*** Record excerpts ***
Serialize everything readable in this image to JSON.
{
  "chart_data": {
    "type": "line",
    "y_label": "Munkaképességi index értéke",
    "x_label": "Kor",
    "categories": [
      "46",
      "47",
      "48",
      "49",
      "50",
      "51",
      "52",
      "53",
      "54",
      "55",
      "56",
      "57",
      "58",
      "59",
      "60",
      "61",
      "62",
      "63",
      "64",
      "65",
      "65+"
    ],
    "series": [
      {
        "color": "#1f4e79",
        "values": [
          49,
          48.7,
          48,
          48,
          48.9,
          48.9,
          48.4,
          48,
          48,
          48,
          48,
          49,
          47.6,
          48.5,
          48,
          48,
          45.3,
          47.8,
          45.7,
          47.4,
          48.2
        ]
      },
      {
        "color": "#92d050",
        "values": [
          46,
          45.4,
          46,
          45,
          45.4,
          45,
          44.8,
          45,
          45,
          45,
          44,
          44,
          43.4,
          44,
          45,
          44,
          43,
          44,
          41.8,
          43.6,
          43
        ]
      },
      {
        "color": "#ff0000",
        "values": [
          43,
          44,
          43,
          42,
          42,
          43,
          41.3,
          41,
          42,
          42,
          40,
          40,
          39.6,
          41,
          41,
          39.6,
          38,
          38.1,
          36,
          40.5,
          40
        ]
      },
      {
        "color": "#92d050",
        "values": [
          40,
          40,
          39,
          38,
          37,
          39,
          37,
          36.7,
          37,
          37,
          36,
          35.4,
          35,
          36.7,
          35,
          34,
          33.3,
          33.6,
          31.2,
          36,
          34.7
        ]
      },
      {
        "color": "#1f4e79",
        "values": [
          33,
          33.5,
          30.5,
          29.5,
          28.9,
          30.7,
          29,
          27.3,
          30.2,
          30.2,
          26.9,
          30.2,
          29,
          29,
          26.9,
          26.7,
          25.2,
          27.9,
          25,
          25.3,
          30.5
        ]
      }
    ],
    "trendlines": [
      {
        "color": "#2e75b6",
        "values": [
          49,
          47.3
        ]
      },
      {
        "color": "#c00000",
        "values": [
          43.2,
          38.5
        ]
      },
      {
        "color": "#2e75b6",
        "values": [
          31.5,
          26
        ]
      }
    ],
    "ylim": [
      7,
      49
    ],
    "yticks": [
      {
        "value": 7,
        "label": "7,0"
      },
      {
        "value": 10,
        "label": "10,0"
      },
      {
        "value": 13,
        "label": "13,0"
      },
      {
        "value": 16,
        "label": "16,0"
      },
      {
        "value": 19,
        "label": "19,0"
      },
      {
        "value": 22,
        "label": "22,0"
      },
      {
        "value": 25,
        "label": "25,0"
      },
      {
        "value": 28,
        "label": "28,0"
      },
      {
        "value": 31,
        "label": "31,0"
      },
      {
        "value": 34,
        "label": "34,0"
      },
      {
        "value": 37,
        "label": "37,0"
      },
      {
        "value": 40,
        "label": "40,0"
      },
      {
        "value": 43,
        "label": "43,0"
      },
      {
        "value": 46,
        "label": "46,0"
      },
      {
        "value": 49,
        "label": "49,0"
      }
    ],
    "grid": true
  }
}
***
Goal ::
Reproduce each entry above exactly, keeping every word.

Exercise solution ::
Serialize everything readable in this image to JSON.
{
  "chart_data": {
    "type": "line",
    "y_label": "Munkaképességi index értéke",
    "x_label": "Kor",
    "categories": [
      "46",
      "47",
      "48",
      "49",
      "50",
      "51",
      "52",
      "53",
      "54",
      "55",
      "56",
      "57",
      "58",
      "59",
      "60",
      "61",
      "62",
      "63",
      "64",
      "65",
      "65+"
    ],
    "series": [
      {
        "color": "#1f4e79",
        "values": [
          49,
          48.7,
          48,
          48,
          48.9,
          48.9,
          48.4,
          48,
          48,
          48,
          48,
          49,
          47.6,
          48.5,
          48,
          48,
          45.3,
          47.8,
          45.7,
          47.4,
          48.2
        ]
      },
      {
        "color": "#92d050",
        "values": [
          46,
          45.4,
          46,
          45,
          45.4,
          45,
          44.8,
          45,
          45,
          45,
          44,
          44,
          43.4,
          44,
          45,
          44,
          43,
          44,
          41.8,
          43.6,
          43
        ]
      },
      {
        "color": "#ff0000",
        "values": [
          43,
          44,
          43,
          42,
          42,
          43,
          41.3,
          41,
          42,
          42,
          40,
          40,
          39.6,
          41,
          41,
          39.6,
          38,
          38.1,
          36,
          40.5,
          40
        ]
      },
      {
        "color": "#92d050",
        "values": [
          40,
          40,
          39,
          38,
          37,
          39,
          37,
          36.7,
          37,
          37,
          36,
          35.4,
          35,
          36.7,
          35,
          34,
          33.3,
          33.6,
          31.2,
          36,
          34.7
        ]
      },
      {
        "color": "#1f4e79",
        "values": [
          33,
          33.5,
          30.5,
          29.5,
          28.9,
          30.7,
          29,
          27.3,
          30.2,
          30.2,
          26.9,
          30.2,
          29,
          29,
          26.9,
          26.7,
          25.2,
          27.9,
          25,
          25.3,
          30.5
        ]
      }
    ],
    "trendlines": [
      {
        "color": "#2e75b6",
        "values": [
          49,
          47.3
        ]
      },
      {
        "color": "#c00000",
        "values": [
          43.2,
          38.5
        ]
      },
      {
        "color": "#2e75b6",
        "values": [
          31.5,
          26
        ]
      }
    ],
    "ylim": [
      7,
      49
    ],
    "yticks": [
      {
        "value": 7,
        "label": "7,0"
      },
      {
        "value": 10,
        "label": "10,0"
      },
      {
        "value": 13,
        "label": "13,0"
      },
      {
        "value": 16,
        "label": "16,0"
      },
      {
        "value": 19,
        "label": "19,0"
      },
      {
        "value": 22,
        "label": "22,0"
      },
      {
        "value": 25,
        "label": "25,0"
      },
      {
        "value": 28,
        "label": "28,0"
      },
      {
        "value": 31,
        "label": "31,0"
      },
      {
        "value": 34,
        "label": "34,0"
      },
      {
        "value": 37,
        "label": "37,0"
      },
      {
        "value": 40,
        "label": "40,0"
      },
      {
        "value": 43,
        "label": "43,0"
      },
      {
        "value": 46,
        "label": "46,0"
      },
      {
        "value": 49,
        "label": "49,0"
      }
    ],
    "grid": true
  }
}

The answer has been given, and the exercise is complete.